-- TASK PROMPT --
Drop the images; return everything else in the listing below exactly.

>> start INFORMATION PROVIDED

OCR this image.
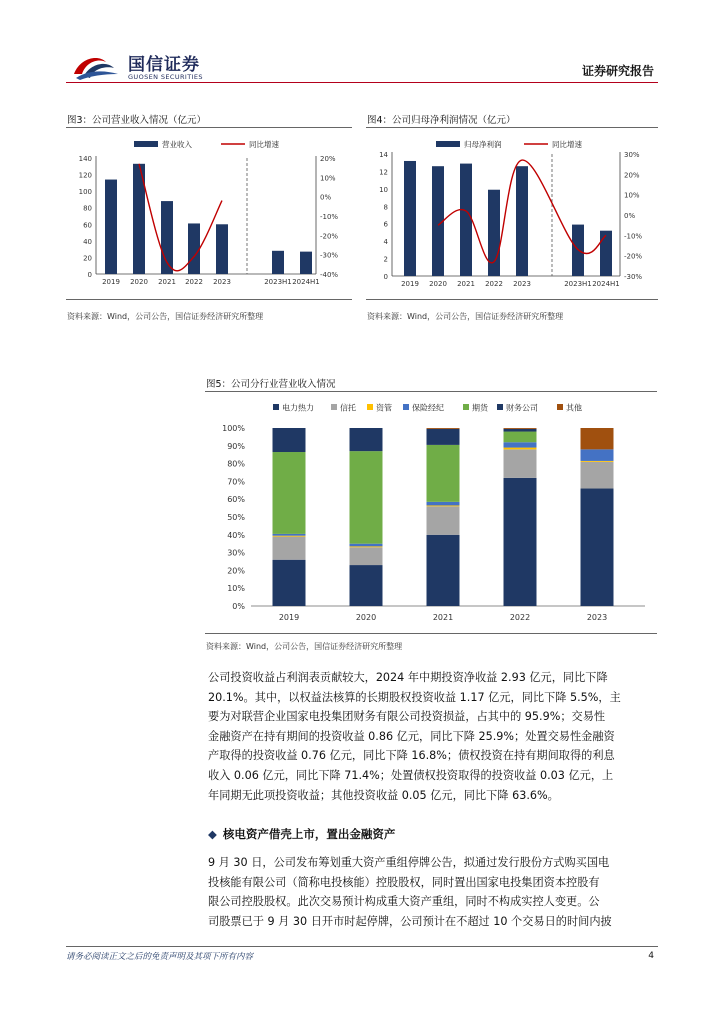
国信证券
GUOSEN SECURITIES	证券研究报告
图3：公司营业收入情况（亿元）
0
20
40
60
80
100
120
140
-40%
-30%
-20%
-10%
0%
10%
20%
2019 2020 2021 2022 2023	2023H1 2024H1
营业收入	同比增速
资料来源：Wind，公司公告，国信证券经济研究所整理
图4：公司归母净利润情况（亿元）
0
2
4
6
8
10
12
14
-30%
-20%
-10%
0%
10%
20%
30%
2019 2020 2021 2022 2023	2023H1 2024H1
归母净利润	同比增速
资料来源：Wind，公司公告，国信证券经济研究所整理
图5：公司分行业营业收入情况
0%
10%
20%
30%
40%
50%
60%
70%
80%
90%
100%
2019	2020	2021	2022	2023
电力热力	信托	资管	保险经纪	期货 财务公司	其他
资料来源：Wind，公司公告，国信证券经济研究所整理
公司投资收益占利润表贡献较大，2024 年中期投资净收益 2.93 亿元，同比下降
20.1%。其中，以权益法核算的长期股权投资收益 1.17 亿元，同比下降 5.5%，主
要为对联营企业国家电投集团财务有限公司投资损益，占其中的 95.9%；交易性
金融资产在持有期间的投资收益 0.86 亿元，同比下降 25.9%；处置交易性金融资
产取得的投资收益 0.76 亿元，同比下降 16.8%；债权投资在持有期间取得的利息
收入 0.06 亿元，同比下降 71.4%；处置债权投资取得的投资收益 0.03 亿元，上
年同期无此项投资收益；其他投资收益 0.05 亿元，同比下降 63.6%。
◆ 核电资产借壳上市，置出金融资产
9 月 30 日，公司发布筹划重大资产重组停牌公告，拟通过发行股份方式购买国电
投核能有限公司（简称电投核能）控股股权，同时置出国家电投集团资本控股有
限公司控股股权。此次交易预计构成重大资产重组，同时不构成实控人变更。公
司股票已于 9 月 30 日开市时起停牌，公司预计在不超过 10 个交易日的时间内披
请务必阅读正文之后的免责声明及其项下所有内容	4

>> end INFORMATION PROVIDED

-- FINISHED EXERCISE --
OCR this image.
国信证券
GUOSEN SECURITIES	证券研究报告
图3：公司营业收入情况（亿元）
0
20
40
60
80
100
120
140
-40%
-30%
-20%
-10%
0%
10%
20%
2019 2020 2021 2022 2023	2023H1 2024H1
营业收入	同比增速
资料来源：Wind，公司公告，国信证券经济研究所整理
图4：公司归母净利润情况（亿元）
0
2
4
6
8
10
12
14
-30%
-20%
-10%
0%
10%
20%
30%
2019 2020 2021 2022 2023	2023H1 2024H1
归母净利润	同比增速
资料来源：Wind，公司公告，国信证券经济研究所整理
图5：公司分行业营业收入情况
0%
10%
20%
30%
40%
50%
60%
70%
80%
90%
100%
2019	2020	2021	2022	2023
电力热力	信托	资管	保险经纪	期货 财务公司	其他
资料来源：Wind，公司公告，国信证券经济研究所整理
公司投资收益占利润表贡献较大，2024 年中期投资净收益 2.93 亿元，同比下降
20.1%。其中，以权益法核算的长期股权投资收益 1.17 亿元，同比下降 5.5%，主
要为对联营企业国家电投集团财务有限公司投资损益，占其中的 95.9%；交易性
金融资产在持有期间的投资收益 0.86 亿元，同比下降 25.9%；处置交易性金融资
产取得的投资收益 0.76 亿元，同比下降 16.8%；债权投资在持有期间取得的利息
收入 0.06 亿元，同比下降 71.4%；处置债权投资取得的投资收益 0.03 亿元，上
年同期无此项投资收益；其他投资收益 0.05 亿元，同比下降 63.6%。
◆ 核电资产借壳上市，置出金融资产
9 月 30 日，公司发布筹划重大资产重组停牌公告，拟通过发行股份方式购买国电
投核能有限公司（简称电投核能）控股股权，同时置出国家电投集团资本控股有
限公司控股股权。此次交易预计构成重大资产重组，同时不构成实控人变更。公
司股票已于 9 月 30 日开市时起停牌，公司预计在不超过 10 个交易日的时间内披
请务必阅读正文之后的免责声明及其项下所有内容	4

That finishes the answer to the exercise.